*DATASET ENTRIES:*
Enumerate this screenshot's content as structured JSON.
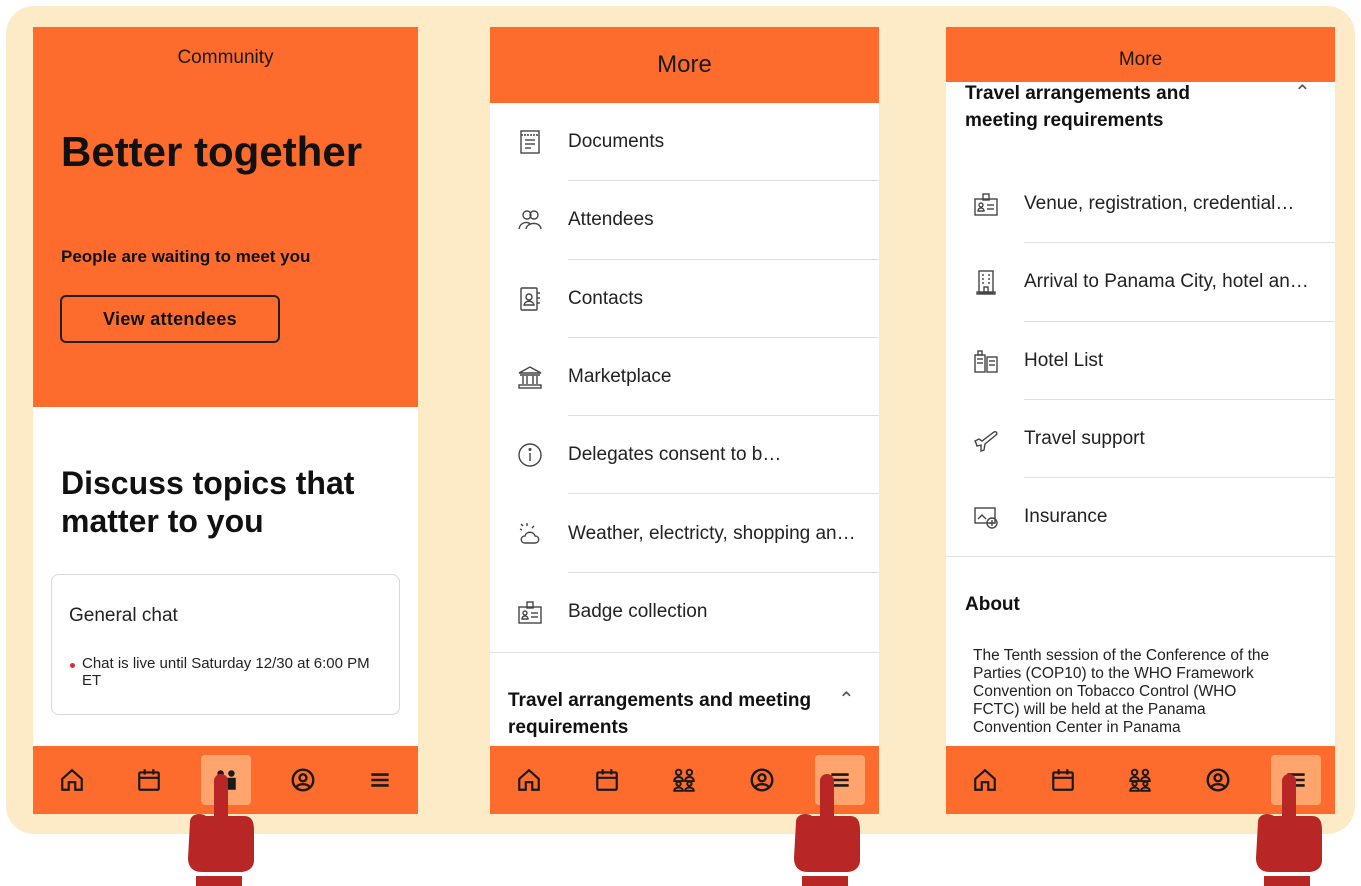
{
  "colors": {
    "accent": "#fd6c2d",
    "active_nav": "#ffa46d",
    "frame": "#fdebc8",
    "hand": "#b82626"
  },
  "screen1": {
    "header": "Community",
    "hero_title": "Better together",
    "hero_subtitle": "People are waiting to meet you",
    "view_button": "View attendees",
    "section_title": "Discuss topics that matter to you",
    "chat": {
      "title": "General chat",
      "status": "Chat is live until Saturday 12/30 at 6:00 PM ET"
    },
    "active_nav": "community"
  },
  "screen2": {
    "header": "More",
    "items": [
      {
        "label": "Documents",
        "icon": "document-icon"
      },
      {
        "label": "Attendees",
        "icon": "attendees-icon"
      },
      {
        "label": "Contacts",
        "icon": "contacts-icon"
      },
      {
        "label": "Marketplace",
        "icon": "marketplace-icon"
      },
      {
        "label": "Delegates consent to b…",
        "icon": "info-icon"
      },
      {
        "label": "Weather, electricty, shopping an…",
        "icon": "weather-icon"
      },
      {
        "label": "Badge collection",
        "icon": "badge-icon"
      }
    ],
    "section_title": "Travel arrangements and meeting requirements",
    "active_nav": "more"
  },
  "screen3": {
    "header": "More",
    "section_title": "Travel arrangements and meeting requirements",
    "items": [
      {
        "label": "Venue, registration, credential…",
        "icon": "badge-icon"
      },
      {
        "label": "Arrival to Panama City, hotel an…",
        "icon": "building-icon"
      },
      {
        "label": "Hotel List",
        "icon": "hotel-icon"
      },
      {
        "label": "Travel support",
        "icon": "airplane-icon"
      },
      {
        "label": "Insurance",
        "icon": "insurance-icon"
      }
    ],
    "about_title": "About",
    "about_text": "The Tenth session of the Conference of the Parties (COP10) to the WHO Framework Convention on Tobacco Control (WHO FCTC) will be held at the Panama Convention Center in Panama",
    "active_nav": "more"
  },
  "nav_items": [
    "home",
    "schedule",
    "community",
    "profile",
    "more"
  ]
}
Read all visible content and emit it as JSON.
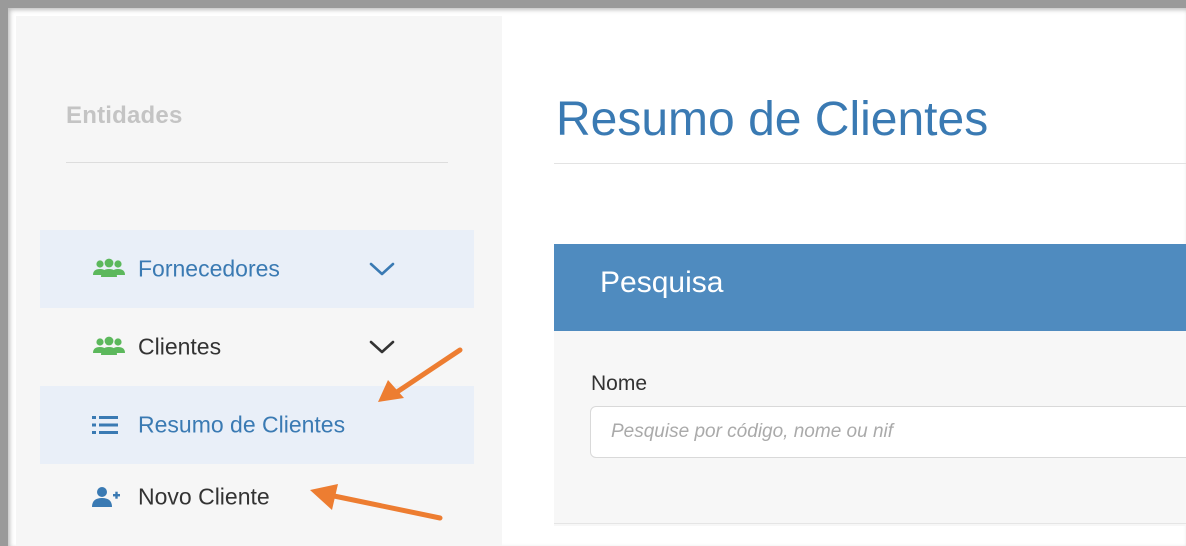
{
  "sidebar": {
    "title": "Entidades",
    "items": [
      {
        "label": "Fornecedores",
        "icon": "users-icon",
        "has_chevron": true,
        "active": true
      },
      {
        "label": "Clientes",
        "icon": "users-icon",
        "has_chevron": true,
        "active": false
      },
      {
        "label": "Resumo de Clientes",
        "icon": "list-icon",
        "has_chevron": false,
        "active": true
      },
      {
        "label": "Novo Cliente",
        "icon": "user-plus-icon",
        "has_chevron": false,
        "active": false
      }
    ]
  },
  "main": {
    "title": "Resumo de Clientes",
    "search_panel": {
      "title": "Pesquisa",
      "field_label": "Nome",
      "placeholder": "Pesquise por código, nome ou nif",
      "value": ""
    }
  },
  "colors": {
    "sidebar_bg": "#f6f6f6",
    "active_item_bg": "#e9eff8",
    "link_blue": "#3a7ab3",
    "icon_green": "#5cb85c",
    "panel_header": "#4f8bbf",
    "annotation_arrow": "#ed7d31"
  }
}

*AIM OF THE EXERCISE:* Copy every record above exactly, leaving out any pictures.

*RESPONSE:*
Enumerate this screenshot's content as structured JSON.
{
  "colors": {
    "accent": "#fd6c2d",
    "active_nav": "#ffa46d",
    "frame": "#fdebc8",
    "hand": "#b82626"
  },
  "screen1": {
    "header": "Community",
    "hero_title": "Better together",
    "hero_subtitle": "People are waiting to meet you",
    "view_button": "View attendees",
    "section_title": "Discuss topics that matter to you",
    "chat": {
      "title": "General chat",
      "status": "Chat is live until Saturday 12/30 at 6:00 PM ET"
    },
    "active_nav": "community"
  },
  "screen2": {
    "header": "More",
    "items": [
      {
        "label": "Documents",
        "icon": "document-icon"
      },
      {
        "label": "Attendees",
        "icon": "attendees-icon"
      },
      {
        "label": "Contacts",
        "icon": "contacts-icon"
      },
      {
        "label": "Marketplace",
        "icon": "marketplace-icon"
      },
      {
        "label": "Delegates consent to b…",
        "icon": "info-icon"
      },
      {
        "label": "Weather, electricty, shopping an…",
        "icon": "weather-icon"
      },
      {
        "label": "Badge collection",
        "icon": "badge-icon"
      }
    ],
    "section_title": "Travel arrangements and meeting requirements",
    "active_nav": "more"
  },
  "screen3": {
    "header": "More",
    "section_title": "Travel arrangements and meeting requirements",
    "items": [
      {
        "label": "Venue, registration, credential…",
        "icon": "badge-icon"
      },
      {
        "label": "Arrival to Panama City, hotel an…",
        "icon": "building-icon"
      },
      {
        "label": "Hotel List",
        "icon": "hotel-icon"
      },
      {
        "label": "Travel support",
        "icon": "airplane-icon"
      },
      {
        "label": "Insurance",
        "icon": "insurance-icon"
      }
    ],
    "about_title": "About",
    "about_text": "The Tenth session of the Conference of the Parties (COP10) to the WHO Framework Convention on Tobacco Control (WHO FCTC) will be held at the Panama Convention Center in Panama",
    "active_nav": "more"
  },
  "nav_items": [
    "home",
    "schedule",
    "community",
    "profile",
    "more"
  ]
}
Read all visible content and emit it as JSON.
{
  "sidebar": {
    "title": "Entidades",
    "items": [
      {
        "label": "Fornecedores",
        "icon": "users-icon",
        "has_chevron": true,
        "active": true
      },
      {
        "label": "Clientes",
        "icon": "users-icon",
        "has_chevron": true,
        "active": false
      },
      {
        "label": "Resumo de Clientes",
        "icon": "list-icon",
        "has_chevron": false,
        "active": true
      },
      {
        "label": "Novo Cliente",
        "icon": "user-plus-icon",
        "has_chevron": false,
        "active": false
      }
    ]
  },
  "main": {
    "title": "Resumo de Clientes",
    "search_panel": {
      "title": "Pesquisa",
      "field_label": "Nome",
      "placeholder": "Pesquise por código, nome ou nif",
      "value": ""
    }
  },
  "colors": {
    "sidebar_bg": "#f6f6f6",
    "active_item_bg": "#e9eff8",
    "link_blue": "#3a7ab3",
    "icon_green": "#5cb85c",
    "panel_header": "#4f8bbf",
    "annotation_arrow": "#ed7d31"
  }
}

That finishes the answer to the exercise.